◆ EXERCISE INSTRUCTIONS
Find how many lines in the data below include the word "Preview", then write only that number.

— START OF EXERCISE INPUT —

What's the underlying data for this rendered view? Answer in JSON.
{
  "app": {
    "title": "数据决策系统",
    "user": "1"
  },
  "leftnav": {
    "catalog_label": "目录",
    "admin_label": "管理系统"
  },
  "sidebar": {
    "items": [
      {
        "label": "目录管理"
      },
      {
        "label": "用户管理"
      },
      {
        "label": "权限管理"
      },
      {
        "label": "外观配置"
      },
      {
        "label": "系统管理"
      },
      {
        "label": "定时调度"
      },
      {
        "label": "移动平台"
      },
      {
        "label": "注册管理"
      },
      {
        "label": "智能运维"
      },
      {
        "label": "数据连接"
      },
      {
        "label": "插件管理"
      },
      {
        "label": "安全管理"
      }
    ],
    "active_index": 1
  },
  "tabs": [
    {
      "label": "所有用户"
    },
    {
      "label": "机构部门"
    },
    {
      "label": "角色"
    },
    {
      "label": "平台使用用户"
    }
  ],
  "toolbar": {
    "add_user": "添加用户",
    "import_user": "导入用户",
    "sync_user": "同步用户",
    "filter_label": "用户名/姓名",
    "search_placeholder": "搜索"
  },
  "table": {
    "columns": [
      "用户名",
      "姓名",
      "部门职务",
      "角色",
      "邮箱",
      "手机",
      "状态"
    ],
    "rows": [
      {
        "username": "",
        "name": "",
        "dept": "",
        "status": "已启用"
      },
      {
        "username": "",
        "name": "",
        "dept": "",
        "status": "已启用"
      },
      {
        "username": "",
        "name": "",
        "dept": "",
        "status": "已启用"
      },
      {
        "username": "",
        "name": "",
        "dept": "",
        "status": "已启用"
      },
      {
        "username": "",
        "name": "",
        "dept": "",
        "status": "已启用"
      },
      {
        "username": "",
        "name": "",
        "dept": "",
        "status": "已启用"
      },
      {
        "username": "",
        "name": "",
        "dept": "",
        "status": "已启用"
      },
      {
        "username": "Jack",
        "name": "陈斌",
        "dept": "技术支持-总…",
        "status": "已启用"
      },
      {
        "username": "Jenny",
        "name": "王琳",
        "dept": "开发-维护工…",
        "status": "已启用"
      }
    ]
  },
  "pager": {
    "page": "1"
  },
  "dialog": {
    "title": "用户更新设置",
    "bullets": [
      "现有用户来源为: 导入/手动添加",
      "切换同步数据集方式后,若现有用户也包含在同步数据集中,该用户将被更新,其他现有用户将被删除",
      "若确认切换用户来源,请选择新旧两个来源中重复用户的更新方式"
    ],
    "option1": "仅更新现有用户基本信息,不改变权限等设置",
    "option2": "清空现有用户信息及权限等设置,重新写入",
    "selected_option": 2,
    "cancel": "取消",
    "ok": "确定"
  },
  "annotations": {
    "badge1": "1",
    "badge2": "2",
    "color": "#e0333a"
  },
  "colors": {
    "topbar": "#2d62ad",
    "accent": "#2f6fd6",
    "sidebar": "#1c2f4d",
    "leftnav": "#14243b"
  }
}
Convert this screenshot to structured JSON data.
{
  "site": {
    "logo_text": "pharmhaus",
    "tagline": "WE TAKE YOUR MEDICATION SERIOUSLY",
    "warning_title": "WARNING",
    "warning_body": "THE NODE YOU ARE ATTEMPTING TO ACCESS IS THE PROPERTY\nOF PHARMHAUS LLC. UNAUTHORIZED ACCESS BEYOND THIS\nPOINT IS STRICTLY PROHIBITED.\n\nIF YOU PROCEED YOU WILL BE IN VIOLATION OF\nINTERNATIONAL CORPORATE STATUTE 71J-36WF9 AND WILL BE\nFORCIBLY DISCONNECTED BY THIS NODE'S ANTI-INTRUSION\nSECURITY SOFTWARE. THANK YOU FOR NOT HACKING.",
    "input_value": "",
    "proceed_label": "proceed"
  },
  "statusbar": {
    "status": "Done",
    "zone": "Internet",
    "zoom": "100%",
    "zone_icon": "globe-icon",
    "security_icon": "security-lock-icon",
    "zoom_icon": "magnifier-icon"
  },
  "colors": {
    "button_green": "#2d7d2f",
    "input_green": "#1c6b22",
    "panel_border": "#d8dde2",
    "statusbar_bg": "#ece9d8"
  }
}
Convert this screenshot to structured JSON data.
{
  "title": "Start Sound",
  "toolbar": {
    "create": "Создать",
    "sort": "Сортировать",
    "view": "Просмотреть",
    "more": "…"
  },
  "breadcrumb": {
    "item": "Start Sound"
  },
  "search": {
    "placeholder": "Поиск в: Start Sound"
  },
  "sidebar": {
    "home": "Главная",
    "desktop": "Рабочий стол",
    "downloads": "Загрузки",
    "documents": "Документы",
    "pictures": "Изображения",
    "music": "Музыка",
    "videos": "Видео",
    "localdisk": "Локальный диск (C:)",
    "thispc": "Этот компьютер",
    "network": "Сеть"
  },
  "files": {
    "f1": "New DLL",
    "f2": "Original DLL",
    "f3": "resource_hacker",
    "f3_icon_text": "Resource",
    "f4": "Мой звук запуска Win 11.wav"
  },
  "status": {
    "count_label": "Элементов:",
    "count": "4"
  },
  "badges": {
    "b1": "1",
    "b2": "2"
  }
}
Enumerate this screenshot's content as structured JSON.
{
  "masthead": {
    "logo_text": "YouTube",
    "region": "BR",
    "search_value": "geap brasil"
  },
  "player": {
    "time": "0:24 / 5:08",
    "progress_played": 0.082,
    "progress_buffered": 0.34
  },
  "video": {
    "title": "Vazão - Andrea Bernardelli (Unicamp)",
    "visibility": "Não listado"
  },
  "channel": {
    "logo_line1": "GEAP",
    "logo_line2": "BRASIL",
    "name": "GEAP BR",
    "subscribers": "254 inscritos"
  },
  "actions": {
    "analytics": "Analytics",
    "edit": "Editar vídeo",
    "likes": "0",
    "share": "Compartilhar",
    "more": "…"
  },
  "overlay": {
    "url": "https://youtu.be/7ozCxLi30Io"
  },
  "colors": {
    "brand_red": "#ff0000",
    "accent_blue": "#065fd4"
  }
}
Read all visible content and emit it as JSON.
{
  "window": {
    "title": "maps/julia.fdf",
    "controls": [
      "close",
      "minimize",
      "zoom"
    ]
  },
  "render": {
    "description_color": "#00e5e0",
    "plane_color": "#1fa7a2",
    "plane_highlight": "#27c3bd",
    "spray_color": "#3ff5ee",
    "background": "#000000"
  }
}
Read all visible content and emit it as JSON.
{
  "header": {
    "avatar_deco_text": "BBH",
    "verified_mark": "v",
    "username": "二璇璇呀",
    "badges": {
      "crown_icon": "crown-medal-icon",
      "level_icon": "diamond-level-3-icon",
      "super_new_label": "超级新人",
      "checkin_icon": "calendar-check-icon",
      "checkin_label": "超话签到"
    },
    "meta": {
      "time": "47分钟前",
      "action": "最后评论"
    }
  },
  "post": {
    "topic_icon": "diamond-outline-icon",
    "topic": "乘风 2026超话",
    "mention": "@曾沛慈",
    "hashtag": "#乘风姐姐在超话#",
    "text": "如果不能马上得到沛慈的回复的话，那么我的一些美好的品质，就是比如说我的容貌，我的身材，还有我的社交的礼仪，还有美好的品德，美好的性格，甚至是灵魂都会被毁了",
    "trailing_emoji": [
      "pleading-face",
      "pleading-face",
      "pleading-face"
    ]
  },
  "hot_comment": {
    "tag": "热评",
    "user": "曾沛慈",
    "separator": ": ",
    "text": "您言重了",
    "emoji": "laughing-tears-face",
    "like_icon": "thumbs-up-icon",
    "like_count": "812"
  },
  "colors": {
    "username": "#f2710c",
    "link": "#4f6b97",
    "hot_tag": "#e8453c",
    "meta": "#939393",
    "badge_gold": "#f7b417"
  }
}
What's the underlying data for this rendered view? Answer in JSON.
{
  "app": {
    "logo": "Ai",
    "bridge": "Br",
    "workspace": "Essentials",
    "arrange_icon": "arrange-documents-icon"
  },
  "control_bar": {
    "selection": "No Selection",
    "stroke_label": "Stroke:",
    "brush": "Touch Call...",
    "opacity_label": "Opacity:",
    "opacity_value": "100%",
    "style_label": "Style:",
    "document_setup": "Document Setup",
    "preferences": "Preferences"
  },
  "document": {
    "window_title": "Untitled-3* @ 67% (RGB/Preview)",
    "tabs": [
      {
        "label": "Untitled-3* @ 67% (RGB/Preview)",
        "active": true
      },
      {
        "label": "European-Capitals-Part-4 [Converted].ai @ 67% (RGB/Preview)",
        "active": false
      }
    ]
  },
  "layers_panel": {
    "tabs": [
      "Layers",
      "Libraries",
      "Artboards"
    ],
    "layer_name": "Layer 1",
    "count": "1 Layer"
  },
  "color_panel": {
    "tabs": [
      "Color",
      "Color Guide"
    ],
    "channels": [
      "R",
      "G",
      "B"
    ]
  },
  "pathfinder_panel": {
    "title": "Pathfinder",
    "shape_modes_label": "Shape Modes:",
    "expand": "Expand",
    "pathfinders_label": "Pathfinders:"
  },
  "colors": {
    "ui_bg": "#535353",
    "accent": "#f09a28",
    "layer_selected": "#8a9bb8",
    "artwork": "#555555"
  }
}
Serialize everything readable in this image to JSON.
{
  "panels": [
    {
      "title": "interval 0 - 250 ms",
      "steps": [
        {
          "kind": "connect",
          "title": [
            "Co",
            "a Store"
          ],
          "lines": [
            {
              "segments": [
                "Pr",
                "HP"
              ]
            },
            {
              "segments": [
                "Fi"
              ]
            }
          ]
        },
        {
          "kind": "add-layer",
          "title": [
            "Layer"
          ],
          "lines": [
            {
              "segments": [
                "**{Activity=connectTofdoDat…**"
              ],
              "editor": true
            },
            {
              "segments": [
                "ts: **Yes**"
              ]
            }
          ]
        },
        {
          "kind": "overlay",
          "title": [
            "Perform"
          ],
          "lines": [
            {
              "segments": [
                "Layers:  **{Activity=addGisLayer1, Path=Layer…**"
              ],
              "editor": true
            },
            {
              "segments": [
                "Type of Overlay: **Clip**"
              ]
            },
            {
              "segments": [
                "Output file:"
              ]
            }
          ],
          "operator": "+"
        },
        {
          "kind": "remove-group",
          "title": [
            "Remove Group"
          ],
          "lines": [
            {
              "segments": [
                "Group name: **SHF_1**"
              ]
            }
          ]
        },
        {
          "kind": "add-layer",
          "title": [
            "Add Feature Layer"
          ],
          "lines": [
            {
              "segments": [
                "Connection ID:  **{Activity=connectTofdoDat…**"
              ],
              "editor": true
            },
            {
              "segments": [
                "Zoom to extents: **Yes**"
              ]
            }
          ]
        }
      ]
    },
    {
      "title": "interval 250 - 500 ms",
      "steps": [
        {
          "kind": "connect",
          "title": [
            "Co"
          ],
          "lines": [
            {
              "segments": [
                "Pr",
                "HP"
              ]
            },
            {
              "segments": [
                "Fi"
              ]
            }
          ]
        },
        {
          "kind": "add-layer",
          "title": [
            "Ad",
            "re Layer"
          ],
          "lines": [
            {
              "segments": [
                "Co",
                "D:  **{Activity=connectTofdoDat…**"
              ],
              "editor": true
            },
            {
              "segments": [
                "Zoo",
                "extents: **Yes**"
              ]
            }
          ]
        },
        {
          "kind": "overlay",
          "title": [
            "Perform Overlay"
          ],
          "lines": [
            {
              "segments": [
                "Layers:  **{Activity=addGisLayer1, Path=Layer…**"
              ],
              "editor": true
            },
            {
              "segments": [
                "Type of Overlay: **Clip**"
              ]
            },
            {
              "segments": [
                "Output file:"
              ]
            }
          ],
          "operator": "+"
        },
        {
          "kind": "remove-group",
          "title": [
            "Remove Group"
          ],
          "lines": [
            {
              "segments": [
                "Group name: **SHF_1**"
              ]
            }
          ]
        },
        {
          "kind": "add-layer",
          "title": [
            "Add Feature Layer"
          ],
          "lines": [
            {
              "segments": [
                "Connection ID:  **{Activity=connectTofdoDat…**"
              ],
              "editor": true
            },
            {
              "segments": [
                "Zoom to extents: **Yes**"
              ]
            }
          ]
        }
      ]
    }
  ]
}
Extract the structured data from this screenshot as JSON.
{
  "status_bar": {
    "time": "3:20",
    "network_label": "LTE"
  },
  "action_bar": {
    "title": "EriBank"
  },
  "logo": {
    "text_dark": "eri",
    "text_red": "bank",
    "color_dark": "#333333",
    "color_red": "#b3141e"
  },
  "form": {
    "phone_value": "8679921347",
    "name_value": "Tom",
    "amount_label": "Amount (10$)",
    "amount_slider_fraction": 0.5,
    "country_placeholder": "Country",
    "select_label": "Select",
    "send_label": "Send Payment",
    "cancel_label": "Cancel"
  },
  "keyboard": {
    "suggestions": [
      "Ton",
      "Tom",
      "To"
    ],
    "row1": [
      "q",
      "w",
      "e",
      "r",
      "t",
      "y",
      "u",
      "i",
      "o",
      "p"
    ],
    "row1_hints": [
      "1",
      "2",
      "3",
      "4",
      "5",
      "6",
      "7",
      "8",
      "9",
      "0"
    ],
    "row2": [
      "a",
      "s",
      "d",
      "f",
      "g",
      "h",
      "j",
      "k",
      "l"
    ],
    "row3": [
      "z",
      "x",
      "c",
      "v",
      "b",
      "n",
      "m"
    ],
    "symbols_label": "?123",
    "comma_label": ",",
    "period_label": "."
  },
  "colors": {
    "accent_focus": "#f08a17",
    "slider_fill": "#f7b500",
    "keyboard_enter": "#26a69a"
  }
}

— END OF EXERCISE INPUT —

◆ TASK OUTPUT
3